(Recorded data)
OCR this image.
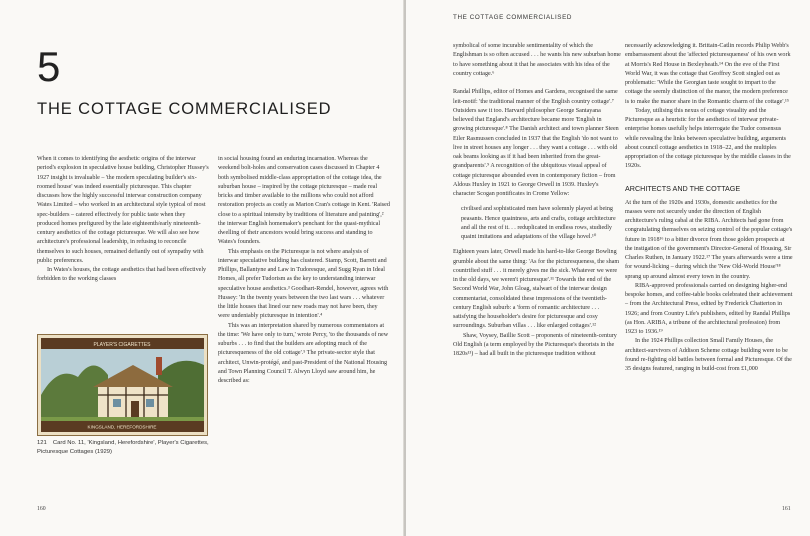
5
THE COTTAGE COMMERCIALISED

When it comes to identifying the aesthetic origins of the interwar period's explosion in speculative house building, Christopher Hussey's 1927 insight is invaluable – 'the modern speculating builder's six-roomed house' was indeed essentially picturesque. This chapter discusses how the highly successful interwar construction company Wates Limited – who worked in an architectural style typical of most spec-builders – catered effectively for public taste when they produced homes prefigured by the late eighteenth/early nineteenth-century aesthetics of the cottage picturesque. We will also see how architecture's professional leadership, in refusing to reconcile themselves to such houses, remained defiantly out of sympathy with public preferences.

In Wates's houses, the cottage aesthetics that had been effectively forbidden to the working classes

PLAYER'S CIGARETTES
KINGSLAND, HEREFORDSHIRE
121 Card No. 11, 'Kingsland, Herefordshire', Player's Cigarettes, Picturesque Cottages (1929)

in social housing found an enduring incarnation. Whereas the weekend bolt-holes and conservation cases discussed in Chapter 4 both symbolised middle-class appropriation of the cottage idea, the suburban house – inspired by the cottage picturesque – made real bricks and timber available to the millions who could not afford restoration projects as costly as Marion Cran's cottage in Kent. 'Raised close to a spiritual intensity by traditions of literature and painting',² the interwar English homemaker's penchant for the quasi-mythical dwelling of their ancestors would bring success and standing to Wates's founders.

This emphasis on the Picturesque is not where analysis of interwar speculative building has clustered. Stamp, Scott, Barrett and Phillips, Ballantyne and Law in Tudoresque, and Sugg Ryan in Ideal Homes, all prefer Tudorism as the key to understanding interwar speculative house aesthetics.³ Goodhart-Rendel, however, agrees with Hussey: 'In the twenty years between the two last wars . . . whatever the little houses that lined our new roads may not have been, they were undeniably picturesque in intention'.⁴

This was an interpretation shared by numerous commentators at the time: 'We have only to turn,' wrote Percy, 'to the thousands of new suburbs . . . to find that the builders are adopting much of the picturesqueness of the old cottage'.⁵ The private-sector style that architect, Unwin-protégé, and past-President of the National Housing and Town Planning Council T. Alwyn Lloyd saw around him, he described as:

160
THE COTTAGE COMMERCIALISED

symbolical of some incurable sentimentality of which the Englishman is so often accused . . . he wants his new suburban home to have something about it that he associates with his idea of the country cottage.⁶

Randal Phillips, editor of Homes and Gardens, recognised the same leit-motif: 'the traditional manner of the English country cottage'.⁷ Outsiders saw it too. Harvard philosopher George Santayana believed that England's architecture became more 'English in growing picturesque'.⁸ The Danish architect and town planner Steen Eiler Rasmussen concluded in 1937 that the English 'do not want to live in street houses any longer . . . they want a cottage . . . with old oak beams looking as if it had been inherited from the great-grandparents'.⁹ A recognition of the ubiquitous visual appeal of cottage picturesque abounded even in contemporary fiction – from Aldous Huxley in 1921 to George Orwell in 1939. Huxley's character Scogan pontificates in Crome Yellow:

civilised and sophisticated men have solemnly played at being peasants. Hence quaintness, arts and crafts, cottage architecture and all the rest of it. . . reduplicated in endless rows, studiedly quaint imitations and adaptations of the village hovel.¹⁰

Eighteen years later, Orwell made his hard-to-like George Bowling grumble about the same thing: 'As for the picturesqueness, the sham countrified stuff . . . it merely gives me the sick. Whatever we were in the old days, we weren't picturesque'.¹¹ Towards the end of the Second World War, John Gloag, stalwart of the interwar design commentariat, consolidated these impressions of the twentieth-century English suburb: a 'form of romantic architecture . . . satisfying the householder's desire for picturesque and cosy surroundings. Suburban villas . . . like enlarged cottages'.¹²

Shaw, Voysey, Baillie Scott – proponents of nineteenth-century Old English (a term employed by the Picturesque's theorists in the 1820s¹³) – had all built in the picturesque tradition without

necessarily acknowledging it. Brittain-Catlin records Philip Webb's embarrassment about the 'affected picturesqueness' of his own work at Morris's Red House in Bexleyheath.¹⁴ On the eve of the First World War, it was the cottage that Geoffrey Scott singled out as problematic: 'While the Georgian taste sought to impart to the cottage the seemly distinction of the manor, the modern preference is to make the manor share in the Romantic charm of the cottage'.¹⁵

Today, utilising this nexus of cottage visuality and the Picturesque as a heuristic for the aesthetics of interwar private-enterprise homes usefully helps interrogate the Tudor consensus while revealing the links between speculative building, arguments about council cottage aesthetics in 1918–22, and the multiples appropriation of the cottage picturesque by the middle classes in the 1920s.

ARCHITECTS AND THE COTTAGE

At the turn of the 1920s and 1930s, domestic aesthetics for the masses were not securely under the direction of English architecture's ruling cabal at the RIBA. Architects had gone from congratulating themselves on seizing control of the popular cottage's future in 1918¹⁶ to a bitter divorce from those golden prospects at the instigation of the government's Director-General of Housing, Sir Charles Ruthen, in January 1922.¹⁷ The years afterwards were a time for wound-licking – during which the 'New Old-World House'¹⁸ sprang up around almost every town in the country.

RIBA-approved professionals carried on designing higher-end bespoke homes, and coffee-table books celebrated their achievement – from the Architectural Press, edited by Frederick Chatterton in 1926; and from Country Life's publishers, edited by Randal Phillips (as Hon. ARIBA, a tribune of the architectural profession) from 1923 to 1936.¹⁹

In the 1924 Phillips collection Small Family Houses, the architect-survivors of Addison Scheme cottage building were to be found re-fighting old battles between formal and Picturesque. Of the 35 designs featured, ranging in build-cost from £1,000

161
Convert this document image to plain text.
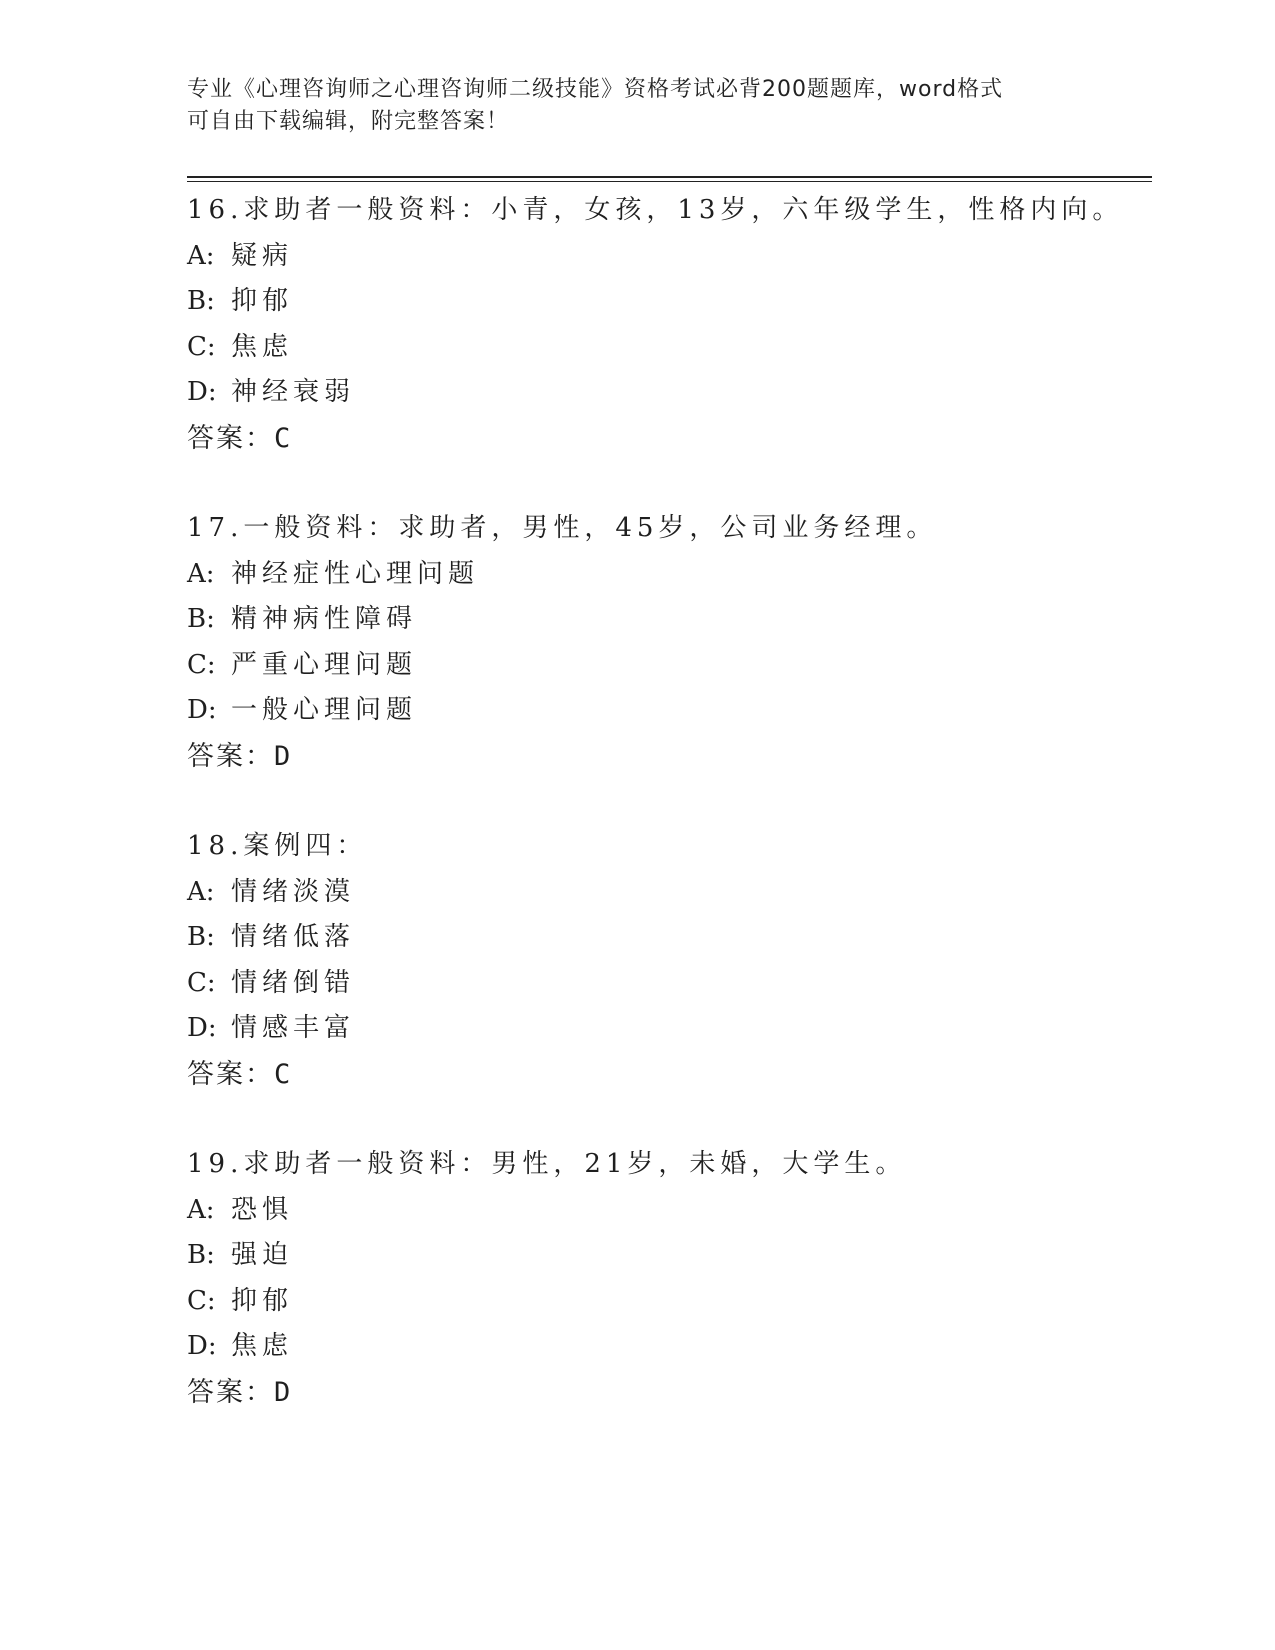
专业《心理咨询师之心理咨询师二级技能》资格考试必背200题题库，word格式
可自由下载编辑，附完整答案！
16.求助者一般资料：小青，女孩，13岁，六年级学生，性格内向。
A: 疑病
B: 抑郁
C: 焦虑
D: 神经衰弱
答案：C
17.一般资料：求助者，男性，45岁，公司业务经理。
A: 神经症性心理问题
B: 精神病性障碍
C: 严重心理问题
D: 一般心理问题
答案：D
18.案例四：
A: 情绪淡漠
B: 情绪低落
C: 情绪倒错
D: 情感丰富
答案：C
19.求助者一般资料：男性，21岁，未婚，大学生。
A: 恐惧
B: 强迫
C: 抑郁
D: 焦虑
答案：D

# [TASK]
Collect every line above that contains the word "builders".

# [TASK ANSWER]
When it comes to identifying the aesthetic origins of the interwar period's explosion in speculative house building, Christopher Hussey's 1927 insight is invaluable – 'the modern speculating builder's six-roomed house' was indeed essentially picturesque. This chapter discusses how the highly successful interwar construction company Wates Limited – who worked in an architectural style typical of most spec-builders – catered effectively for public taste when they produced homes prefigured by the late eighteenth/early nineteenth-century aesthetics of the cottage picturesque. We will also see how architecture's professional leadership, in refusing to reconcile themselves to such houses, remained defiantly out of sympathy with public preferences.
This was an interpretation shared by numerous commentators at the time: 'We have only to turn,' wrote Percy, 'to the thousands of new suburbs . . . to find that the builders are adopting much of the picturesqueness of the old cottage'.⁵ The private-sector style that architect, Unwin-protégé, and past-President of the National Housing and Town Planning Council T. Alwyn Lloyd saw around him, he described as:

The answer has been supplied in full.